- _Source extract_:
BEGIN

4. Adapt or manage oneself (see 112.00E4).20 C.F.R. Part 404, Subpart P, Appendix I, Listing 112.08, Listing 112.11
At 20 C.F.R. Part 404, Subpart P, Appendix I, Listing 112.00F(2), the listing addresses functional equivalence, stating:
Degrees of limitation. We evaluate the effects of your mental disorder on each of the four areas of mental functioning. To satisfy the paragraph B criteria, your mental disorder must result in extreme limitation of one, or marked limitation of two, paragraph B areas of mental functioning. See §§ 416.925(b)(2)(ii) and 416.926a(e) of this chapter for the definitions of the terms marked and extreme as they apply to children.Notably, 20 C.F.R. § 416.925(b)(2)(ii) provides:
(ii) Although the severity criteria in part B of the listings are expressed in different ways for different impairments, ‘listing-level severity' generally means the level of severity described in § 416.926a(a); that is, ‘marked' limitations in two domains of functioning or an ‘extreme' limitation in one domain. (See § 416.926a(e) for the definitions of the terms marked and extreme as they apply to children.) Therefore, in general, a child's impairment(s) is of ‘listing-level severity' if it causes marked limitations in two domains of functioning or an extreme limitation in one. However, when we decide whether your impairment(s) meets the requirements of a listing, we will decide that your impairment is of ‘listing-level severity' even if it does not result in marked limitations in two domains of functioning, or an extreme limitation in one, if the listing that we apply does not require such limitations to establish that an impairment(s) is disabling.
Most importantly, 20 C.F.R. 416.926a is noted at its heading to address “Functional equivalence for children.” It provides at subsection (e):
How we define ‘marked' and ‘extreme' limitations-(1) General. (i) When we decide whether you have a “marked” or an ‘extreme' limitation, we will consider your functional limitations resulting from all of your impairments, including their interactive and cumulative effects. We will consider all the relevant information in your case record that helps us determine your functioning, including your signs, symptoms, and laboratory findings, the descriptions we have about yourfunctioning from your parents, teachers, and other people who know you, and the relevant factors explained in §§ 416.924a, 416.924b, and 416.929.
The regulation set forth for “Functional equivalence for children” is the standard used to evaluate whether a child has a marked or extreme limitation in one of the six domains. Based on the provisions of the listings and the regulations they reference as a whole; the Commissioner is correct in his assertion. The evidence relevant to the “B” Criteria set forth at Listings 112.08 and 112.11 directly overlaps with the evidence relevant to the six domains.
Addressing each of the four categories set forth under the "B" criteria, we find a corresponding category with the six domains. We address each in order and find that the ALJ articulated his reasoning for finding that I.R.G. had a less than marked limitation in each.

END

- _Recorded data_:
BEGIN

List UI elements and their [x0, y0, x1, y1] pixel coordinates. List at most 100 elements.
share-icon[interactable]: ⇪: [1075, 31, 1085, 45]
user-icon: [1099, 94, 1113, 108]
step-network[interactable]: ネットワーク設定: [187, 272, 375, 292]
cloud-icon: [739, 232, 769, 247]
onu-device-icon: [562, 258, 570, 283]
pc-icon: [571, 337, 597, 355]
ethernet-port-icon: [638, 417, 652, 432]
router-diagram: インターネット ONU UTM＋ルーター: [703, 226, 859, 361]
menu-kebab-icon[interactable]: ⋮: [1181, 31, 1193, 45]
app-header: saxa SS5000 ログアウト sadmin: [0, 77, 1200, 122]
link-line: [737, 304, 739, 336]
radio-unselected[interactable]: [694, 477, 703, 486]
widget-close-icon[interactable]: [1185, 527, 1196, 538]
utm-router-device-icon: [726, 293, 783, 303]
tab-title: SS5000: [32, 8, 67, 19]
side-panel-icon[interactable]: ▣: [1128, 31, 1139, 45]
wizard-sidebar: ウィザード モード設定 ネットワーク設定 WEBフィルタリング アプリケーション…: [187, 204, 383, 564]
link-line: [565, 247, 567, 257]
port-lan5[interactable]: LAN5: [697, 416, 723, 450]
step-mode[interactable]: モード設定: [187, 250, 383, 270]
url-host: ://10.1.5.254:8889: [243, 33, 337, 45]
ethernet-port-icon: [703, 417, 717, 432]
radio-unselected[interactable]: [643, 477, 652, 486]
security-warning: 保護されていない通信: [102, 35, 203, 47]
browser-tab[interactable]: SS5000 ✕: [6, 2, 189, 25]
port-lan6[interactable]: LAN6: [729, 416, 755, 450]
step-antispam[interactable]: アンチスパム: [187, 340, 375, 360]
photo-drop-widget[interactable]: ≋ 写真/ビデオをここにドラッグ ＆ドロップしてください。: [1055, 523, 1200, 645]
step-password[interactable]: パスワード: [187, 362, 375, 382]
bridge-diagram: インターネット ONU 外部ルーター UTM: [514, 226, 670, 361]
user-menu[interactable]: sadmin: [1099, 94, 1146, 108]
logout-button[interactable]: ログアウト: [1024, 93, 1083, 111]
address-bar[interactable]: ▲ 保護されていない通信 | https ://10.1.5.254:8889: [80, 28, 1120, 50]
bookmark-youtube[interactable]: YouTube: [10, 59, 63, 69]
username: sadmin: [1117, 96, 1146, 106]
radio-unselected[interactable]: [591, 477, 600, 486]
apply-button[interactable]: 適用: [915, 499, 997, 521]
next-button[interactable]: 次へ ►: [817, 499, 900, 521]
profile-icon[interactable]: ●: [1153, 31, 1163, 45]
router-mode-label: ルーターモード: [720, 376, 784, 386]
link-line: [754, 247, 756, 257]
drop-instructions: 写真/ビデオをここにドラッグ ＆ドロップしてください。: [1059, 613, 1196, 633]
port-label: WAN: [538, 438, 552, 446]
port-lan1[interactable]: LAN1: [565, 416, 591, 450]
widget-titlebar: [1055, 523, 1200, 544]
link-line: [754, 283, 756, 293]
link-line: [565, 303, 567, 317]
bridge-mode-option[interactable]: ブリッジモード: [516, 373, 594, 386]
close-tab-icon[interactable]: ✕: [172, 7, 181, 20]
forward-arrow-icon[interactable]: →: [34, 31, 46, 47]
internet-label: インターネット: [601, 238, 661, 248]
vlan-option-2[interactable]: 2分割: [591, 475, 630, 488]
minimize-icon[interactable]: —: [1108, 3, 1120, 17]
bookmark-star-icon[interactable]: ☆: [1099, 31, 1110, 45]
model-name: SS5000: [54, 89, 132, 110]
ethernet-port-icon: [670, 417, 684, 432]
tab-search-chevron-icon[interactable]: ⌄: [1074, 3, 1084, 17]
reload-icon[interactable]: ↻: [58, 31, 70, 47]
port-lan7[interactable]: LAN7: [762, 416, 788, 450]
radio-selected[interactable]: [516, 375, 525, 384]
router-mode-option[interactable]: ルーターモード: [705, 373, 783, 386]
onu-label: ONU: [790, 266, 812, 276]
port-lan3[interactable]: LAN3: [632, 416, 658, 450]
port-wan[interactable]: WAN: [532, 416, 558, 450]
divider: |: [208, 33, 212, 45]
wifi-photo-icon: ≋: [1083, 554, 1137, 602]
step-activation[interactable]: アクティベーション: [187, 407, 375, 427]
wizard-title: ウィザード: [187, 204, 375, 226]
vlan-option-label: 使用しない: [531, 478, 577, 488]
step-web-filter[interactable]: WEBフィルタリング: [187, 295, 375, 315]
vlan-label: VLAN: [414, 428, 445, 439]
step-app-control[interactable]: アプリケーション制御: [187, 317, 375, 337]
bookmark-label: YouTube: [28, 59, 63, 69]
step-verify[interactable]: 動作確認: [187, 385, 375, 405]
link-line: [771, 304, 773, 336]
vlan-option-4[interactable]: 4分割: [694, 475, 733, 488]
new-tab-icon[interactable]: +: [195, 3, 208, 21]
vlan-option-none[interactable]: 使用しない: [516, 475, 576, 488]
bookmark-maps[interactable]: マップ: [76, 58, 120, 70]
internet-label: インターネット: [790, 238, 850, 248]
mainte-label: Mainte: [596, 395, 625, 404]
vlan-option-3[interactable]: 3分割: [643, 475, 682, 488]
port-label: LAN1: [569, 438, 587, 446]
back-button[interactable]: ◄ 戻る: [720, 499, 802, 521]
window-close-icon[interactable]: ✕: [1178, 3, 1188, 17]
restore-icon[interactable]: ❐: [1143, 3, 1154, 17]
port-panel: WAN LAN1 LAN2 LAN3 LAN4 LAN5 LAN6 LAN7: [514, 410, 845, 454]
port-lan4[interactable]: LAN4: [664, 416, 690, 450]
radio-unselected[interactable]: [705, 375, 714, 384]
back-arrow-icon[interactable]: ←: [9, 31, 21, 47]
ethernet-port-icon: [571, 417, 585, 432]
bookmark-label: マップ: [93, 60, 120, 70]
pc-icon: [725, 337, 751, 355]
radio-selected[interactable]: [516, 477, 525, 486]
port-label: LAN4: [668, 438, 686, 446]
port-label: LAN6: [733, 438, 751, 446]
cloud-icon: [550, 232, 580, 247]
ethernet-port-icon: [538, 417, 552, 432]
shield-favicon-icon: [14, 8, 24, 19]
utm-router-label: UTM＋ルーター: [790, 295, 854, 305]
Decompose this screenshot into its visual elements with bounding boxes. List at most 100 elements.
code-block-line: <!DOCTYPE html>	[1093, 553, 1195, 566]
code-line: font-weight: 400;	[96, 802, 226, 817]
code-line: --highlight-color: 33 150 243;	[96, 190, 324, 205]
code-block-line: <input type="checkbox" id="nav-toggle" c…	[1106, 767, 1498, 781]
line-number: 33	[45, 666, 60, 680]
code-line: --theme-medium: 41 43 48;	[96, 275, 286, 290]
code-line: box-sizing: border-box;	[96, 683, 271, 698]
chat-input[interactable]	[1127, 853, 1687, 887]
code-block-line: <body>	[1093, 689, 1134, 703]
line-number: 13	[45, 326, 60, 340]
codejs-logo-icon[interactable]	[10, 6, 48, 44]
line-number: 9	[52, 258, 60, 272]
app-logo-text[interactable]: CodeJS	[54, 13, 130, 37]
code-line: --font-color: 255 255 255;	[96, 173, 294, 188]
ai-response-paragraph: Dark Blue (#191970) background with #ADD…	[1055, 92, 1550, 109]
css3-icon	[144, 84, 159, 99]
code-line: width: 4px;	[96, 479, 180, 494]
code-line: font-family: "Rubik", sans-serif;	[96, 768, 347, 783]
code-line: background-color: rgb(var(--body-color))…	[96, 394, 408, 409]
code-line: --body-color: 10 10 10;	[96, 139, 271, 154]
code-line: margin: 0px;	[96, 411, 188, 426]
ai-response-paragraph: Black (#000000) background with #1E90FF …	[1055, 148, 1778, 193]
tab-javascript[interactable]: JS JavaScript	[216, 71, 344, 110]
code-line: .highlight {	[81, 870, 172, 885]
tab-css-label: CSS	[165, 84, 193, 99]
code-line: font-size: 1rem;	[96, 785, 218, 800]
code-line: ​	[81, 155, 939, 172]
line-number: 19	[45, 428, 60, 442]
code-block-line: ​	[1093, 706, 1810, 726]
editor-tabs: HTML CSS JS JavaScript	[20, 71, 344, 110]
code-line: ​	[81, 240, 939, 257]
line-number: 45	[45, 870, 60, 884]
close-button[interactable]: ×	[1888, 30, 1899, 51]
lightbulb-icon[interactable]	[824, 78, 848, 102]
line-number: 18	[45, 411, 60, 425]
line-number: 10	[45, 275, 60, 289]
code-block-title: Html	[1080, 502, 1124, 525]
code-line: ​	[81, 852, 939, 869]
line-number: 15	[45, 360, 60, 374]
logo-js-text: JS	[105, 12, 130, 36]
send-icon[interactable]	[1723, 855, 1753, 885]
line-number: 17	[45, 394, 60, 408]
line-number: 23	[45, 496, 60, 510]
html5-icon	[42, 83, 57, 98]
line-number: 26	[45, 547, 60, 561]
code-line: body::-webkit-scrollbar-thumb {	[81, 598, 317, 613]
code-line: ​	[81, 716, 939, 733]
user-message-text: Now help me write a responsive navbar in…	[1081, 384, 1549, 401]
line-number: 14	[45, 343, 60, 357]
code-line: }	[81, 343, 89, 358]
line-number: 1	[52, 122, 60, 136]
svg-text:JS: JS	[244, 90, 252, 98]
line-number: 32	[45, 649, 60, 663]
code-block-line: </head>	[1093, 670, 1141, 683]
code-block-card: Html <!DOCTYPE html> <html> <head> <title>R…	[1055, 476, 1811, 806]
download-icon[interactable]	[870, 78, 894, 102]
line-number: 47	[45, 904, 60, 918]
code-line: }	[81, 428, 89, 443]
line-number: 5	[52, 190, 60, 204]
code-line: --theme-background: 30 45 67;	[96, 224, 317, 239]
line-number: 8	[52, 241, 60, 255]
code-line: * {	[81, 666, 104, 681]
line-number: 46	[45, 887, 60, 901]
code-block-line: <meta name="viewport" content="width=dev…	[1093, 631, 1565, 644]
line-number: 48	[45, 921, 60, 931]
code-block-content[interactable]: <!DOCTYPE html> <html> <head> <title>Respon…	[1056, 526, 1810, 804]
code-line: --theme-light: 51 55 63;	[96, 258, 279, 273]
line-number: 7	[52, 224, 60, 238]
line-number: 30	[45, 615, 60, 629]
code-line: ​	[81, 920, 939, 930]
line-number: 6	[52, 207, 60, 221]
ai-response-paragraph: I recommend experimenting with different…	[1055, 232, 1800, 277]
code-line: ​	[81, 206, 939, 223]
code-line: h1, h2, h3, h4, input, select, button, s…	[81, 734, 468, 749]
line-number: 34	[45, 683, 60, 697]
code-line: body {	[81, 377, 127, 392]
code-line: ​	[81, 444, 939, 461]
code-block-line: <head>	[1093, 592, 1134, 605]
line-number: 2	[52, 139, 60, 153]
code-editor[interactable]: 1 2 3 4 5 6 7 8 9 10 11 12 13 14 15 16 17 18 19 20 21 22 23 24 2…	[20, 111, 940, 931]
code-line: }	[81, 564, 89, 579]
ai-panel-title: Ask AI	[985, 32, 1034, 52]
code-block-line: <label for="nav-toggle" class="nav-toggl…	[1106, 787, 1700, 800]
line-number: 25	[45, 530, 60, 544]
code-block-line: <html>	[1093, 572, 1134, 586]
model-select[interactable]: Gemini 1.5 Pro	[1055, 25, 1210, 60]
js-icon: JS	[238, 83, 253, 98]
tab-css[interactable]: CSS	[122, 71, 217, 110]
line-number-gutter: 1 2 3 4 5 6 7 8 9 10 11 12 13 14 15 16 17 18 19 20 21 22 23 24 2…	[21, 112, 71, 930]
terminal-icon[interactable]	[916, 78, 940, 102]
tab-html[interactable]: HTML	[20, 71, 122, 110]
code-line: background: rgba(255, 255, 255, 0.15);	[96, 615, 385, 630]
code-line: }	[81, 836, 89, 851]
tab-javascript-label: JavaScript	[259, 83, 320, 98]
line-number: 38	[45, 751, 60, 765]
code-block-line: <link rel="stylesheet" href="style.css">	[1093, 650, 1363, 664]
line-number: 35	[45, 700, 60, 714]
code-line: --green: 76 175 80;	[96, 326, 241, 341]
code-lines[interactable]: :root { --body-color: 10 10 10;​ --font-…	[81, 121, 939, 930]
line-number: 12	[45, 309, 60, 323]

END

- _Problem set_:
A – In the functional equivalence excerpt above the material, what must a child's mental disorder result in to satisfy the paragraph B criteria?
B – Render this sentence from the functional equivalence excerpt into Spanish: "We evaluate the effects of your mental disorder on each of the four areas of mental functioning."
C – Please copy word for word the part of the functional equivalence excerpt that opens with the words containing "The regulation set" and closes with "to the six domains.".

- _Task-by-task results_:
A – Extreme limitation of one, or marked limitation of two, paragraph B areas of mental functioning.

B – Evaluamos los efectos de su trastorno mental en cada una de las cuatro áreas del funcionamiento mental.

C –
The regulation set forth for “Functional equivalence for children” is the standard used to evaluate whether a child has a marked or extreme limitation in one of the six domains. Based on the provisions of the listings and the regulations they reference as a whole; the Commissioner is correct in his assertion. The evidence relevant to the “B” Criteria set forth at Listings 112.08 and 112.11 directly overlaps with the evidence relevant to the six domains.